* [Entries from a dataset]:
****
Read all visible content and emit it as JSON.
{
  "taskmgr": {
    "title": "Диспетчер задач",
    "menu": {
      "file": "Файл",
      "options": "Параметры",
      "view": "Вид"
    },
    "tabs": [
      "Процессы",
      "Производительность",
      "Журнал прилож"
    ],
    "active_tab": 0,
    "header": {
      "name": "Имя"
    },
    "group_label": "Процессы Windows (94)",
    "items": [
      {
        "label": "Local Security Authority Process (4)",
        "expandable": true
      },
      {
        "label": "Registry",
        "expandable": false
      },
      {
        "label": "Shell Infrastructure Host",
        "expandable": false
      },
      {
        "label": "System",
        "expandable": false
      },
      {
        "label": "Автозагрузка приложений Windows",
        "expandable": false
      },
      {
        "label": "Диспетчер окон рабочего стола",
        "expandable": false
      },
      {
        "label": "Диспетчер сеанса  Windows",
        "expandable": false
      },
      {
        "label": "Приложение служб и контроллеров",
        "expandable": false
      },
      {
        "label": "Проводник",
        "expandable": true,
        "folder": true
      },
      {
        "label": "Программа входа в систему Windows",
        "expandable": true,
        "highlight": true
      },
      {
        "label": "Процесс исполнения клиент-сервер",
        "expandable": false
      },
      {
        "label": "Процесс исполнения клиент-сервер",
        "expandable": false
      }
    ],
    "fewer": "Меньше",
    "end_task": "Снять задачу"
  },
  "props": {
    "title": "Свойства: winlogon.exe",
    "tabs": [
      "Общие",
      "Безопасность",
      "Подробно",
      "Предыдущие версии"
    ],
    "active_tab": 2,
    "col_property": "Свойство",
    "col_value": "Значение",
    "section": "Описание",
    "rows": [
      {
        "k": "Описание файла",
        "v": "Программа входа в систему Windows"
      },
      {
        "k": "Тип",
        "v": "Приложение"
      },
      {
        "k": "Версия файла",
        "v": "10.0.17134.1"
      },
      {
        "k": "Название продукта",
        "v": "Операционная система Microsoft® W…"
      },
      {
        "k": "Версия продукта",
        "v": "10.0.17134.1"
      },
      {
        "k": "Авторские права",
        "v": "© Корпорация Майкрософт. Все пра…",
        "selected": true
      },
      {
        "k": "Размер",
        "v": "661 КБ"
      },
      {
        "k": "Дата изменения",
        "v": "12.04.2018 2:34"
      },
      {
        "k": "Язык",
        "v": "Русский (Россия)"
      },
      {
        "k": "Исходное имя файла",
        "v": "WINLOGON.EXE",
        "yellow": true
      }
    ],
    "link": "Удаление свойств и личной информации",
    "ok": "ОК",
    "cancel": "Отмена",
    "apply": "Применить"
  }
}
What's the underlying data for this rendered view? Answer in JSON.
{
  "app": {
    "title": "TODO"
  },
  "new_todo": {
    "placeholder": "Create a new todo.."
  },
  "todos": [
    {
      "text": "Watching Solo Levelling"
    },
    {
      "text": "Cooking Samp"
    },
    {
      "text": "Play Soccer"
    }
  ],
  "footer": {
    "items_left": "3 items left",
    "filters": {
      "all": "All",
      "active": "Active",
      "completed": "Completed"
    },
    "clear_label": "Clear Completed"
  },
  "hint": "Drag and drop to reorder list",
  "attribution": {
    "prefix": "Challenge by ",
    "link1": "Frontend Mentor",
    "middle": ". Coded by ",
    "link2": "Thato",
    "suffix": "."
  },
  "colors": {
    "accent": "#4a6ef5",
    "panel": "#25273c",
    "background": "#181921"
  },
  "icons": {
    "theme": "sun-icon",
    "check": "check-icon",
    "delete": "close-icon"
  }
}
****
* [THE REQUEST]:
Extract every record and return it verbatim.

* [ANSWER FOR THE TASK]:
Read all visible content and emit it as JSON.
{
  "taskmgr": {
    "title": "Диспетчер задач",
    "menu": {
      "file": "Файл",
      "options": "Параметры",
      "view": "Вид"
    },
    "tabs": [
      "Процессы",
      "Производительность",
      "Журнал прилож"
    ],
    "active_tab": 0,
    "header": {
      "name": "Имя"
    },
    "group_label": "Процессы Windows (94)",
    "items": [
      {
        "label": "Local Security Authority Process (4)",
        "expandable": true
      },
      {
        "label": "Registry",
        "expandable": false
      },
      {
        "label": "Shell Infrastructure Host",
        "expandable": false
      },
      {
        "label": "System",
        "expandable": false
      },
      {
        "label": "Автозагрузка приложений Windows",
        "expandable": false
      },
      {
        "label": "Диспетчер окон рабочего стола",
        "expandable": false
      },
      {
        "label": "Диспетчер сеанса  Windows",
        "expandable": false
      },
      {
        "label": "Приложение служб и контроллеров",
        "expandable": false
      },
      {
        "label": "Проводник",
        "expandable": true,
        "folder": true
      },
      {
        "label": "Программа входа в систему Windows",
        "expandable": true,
        "highlight": true
      },
      {
        "label": "Процесс исполнения клиент-сервер",
        "expandable": false
      },
      {
        "label": "Процесс исполнения клиент-сервер",
        "expandable": false
      }
    ],
    "fewer": "Меньше",
    "end_task": "Снять задачу"
  },
  "props": {
    "title": "Свойства: winlogon.exe",
    "tabs": [
      "Общие",
      "Безопасность",
      "Подробно",
      "Предыдущие версии"
    ],
    "active_tab": 2,
    "col_property": "Свойство",
    "col_value": "Значение",
    "section": "Описание",
    "rows": [
      {
        "k": "Описание файла",
        "v": "Программа входа в систему Windows"
      },
      {
        "k": "Тип",
        "v": "Приложение"
      },
      {
        "k": "Версия файла",
        "v": "10.0.17134.1"
      },
      {
        "k": "Название продукта",
        "v": "Операционная система Microsoft® W…"
      },
      {
        "k": "Версия продукта",
        "v": "10.0.17134.1"
      },
      {
        "k": "Авторские права",
        "v": "© Корпорация Майкрософт. Все пра…",
        "selected": true
      },
      {
        "k": "Размер",
        "v": "661 КБ"
      },
      {
        "k": "Дата изменения",
        "v": "12.04.2018 2:34"
      },
      {
        "k": "Язык",
        "v": "Русский (Россия)"
      },
      {
        "k": "Исходное имя файла",
        "v": "WINLOGON.EXE",
        "yellow": true
      }
    ],
    "link": "Удаление свойств и личной информации",
    "ok": "ОК",
    "cancel": "Отмена",
    "apply": "Применить"
  }
}
What's the underlying data for this rendered view? Answer in JSON.
{
  "app": {
    "title": "TODO"
  },
  "new_todo": {
    "placeholder": "Create a new todo.."
  },
  "todos": [
    {
      "text": "Watching Solo Levelling"
    },
    {
      "text": "Cooking Samp"
    },
    {
      "text": "Play Soccer"
    }
  ],
  "footer": {
    "items_left": "3 items left",
    "filters": {
      "all": "All",
      "active": "Active",
      "completed": "Completed"
    },
    "clear_label": "Clear Completed"
  },
  "hint": "Drag and drop to reorder list",
  "attribution": {
    "prefix": "Challenge by ",
    "link1": "Frontend Mentor",
    "middle": ". Coded by ",
    "link2": "Thato",
    "suffix": "."
  },
  "colors": {
    "accent": "#4a6ef5",
    "panel": "#25273c",
    "background": "#181921"
  },
  "icons": {
    "theme": "sun-icon",
    "check": "check-icon",
    "delete": "close-icon"
  }
}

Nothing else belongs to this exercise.